▶ Given problem: Reply with one number only, the count of lines holding the string "choice".

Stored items

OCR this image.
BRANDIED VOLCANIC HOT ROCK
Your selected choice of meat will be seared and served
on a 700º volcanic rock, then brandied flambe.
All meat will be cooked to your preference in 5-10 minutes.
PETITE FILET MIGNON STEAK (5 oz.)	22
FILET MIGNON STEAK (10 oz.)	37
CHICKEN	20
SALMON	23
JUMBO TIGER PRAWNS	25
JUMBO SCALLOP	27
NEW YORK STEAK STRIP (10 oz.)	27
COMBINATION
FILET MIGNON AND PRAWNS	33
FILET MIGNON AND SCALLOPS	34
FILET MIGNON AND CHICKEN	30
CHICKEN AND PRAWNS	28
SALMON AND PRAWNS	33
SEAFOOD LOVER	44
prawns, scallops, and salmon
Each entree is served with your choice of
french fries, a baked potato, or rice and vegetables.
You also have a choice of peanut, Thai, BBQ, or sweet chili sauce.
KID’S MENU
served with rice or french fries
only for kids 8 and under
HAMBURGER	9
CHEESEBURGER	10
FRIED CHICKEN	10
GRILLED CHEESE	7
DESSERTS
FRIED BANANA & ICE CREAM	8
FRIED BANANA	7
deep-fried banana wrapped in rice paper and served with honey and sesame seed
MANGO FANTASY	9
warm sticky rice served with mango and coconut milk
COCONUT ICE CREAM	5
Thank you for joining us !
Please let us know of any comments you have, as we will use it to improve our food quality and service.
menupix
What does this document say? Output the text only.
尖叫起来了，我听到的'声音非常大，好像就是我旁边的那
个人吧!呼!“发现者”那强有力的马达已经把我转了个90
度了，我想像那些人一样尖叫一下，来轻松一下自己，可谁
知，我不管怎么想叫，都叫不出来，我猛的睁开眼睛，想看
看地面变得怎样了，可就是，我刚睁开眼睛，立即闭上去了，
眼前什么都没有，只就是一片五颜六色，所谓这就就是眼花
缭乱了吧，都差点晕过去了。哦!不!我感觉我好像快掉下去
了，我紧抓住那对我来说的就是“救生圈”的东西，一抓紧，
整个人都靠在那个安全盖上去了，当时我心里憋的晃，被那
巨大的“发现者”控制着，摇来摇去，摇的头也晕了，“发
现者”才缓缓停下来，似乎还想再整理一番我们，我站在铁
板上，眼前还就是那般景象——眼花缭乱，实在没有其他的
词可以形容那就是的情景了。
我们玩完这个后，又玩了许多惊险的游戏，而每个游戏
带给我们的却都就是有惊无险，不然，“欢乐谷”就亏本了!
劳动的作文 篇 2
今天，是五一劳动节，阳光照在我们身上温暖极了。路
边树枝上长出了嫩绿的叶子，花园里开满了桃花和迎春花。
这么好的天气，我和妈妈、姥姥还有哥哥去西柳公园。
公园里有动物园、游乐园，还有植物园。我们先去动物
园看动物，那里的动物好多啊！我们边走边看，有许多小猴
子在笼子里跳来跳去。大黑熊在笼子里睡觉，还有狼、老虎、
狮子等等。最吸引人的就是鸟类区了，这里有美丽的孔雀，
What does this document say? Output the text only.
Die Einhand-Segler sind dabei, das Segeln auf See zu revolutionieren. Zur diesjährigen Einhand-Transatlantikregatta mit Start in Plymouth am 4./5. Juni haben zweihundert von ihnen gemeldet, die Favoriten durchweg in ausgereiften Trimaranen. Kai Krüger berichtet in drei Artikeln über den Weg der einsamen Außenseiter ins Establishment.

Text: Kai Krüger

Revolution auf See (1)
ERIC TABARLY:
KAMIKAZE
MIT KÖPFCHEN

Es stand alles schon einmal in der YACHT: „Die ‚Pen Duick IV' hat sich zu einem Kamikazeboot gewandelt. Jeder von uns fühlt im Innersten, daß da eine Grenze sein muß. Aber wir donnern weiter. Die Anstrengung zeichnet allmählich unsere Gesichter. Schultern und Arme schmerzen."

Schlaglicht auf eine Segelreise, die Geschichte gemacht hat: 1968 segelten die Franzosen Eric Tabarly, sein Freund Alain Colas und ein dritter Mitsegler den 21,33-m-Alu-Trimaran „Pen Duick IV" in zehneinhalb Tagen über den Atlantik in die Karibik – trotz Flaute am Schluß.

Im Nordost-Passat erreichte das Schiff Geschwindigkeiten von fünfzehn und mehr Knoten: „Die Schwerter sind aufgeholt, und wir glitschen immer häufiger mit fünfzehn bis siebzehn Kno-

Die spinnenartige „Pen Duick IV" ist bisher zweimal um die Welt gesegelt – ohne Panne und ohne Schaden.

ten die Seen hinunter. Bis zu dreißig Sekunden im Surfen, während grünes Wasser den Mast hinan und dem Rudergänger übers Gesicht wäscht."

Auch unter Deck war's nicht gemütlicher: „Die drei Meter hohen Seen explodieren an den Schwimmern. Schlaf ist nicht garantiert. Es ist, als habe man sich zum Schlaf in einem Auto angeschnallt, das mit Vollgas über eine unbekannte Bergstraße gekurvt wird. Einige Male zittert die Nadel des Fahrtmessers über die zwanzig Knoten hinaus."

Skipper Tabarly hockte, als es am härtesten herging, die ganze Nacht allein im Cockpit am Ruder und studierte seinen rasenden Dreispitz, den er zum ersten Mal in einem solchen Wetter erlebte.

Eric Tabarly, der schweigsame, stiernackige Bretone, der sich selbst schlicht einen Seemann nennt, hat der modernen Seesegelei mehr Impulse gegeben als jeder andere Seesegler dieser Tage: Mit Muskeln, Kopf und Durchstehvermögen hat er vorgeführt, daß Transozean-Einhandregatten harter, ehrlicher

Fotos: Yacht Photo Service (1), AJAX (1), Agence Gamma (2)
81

▶ Task response: 3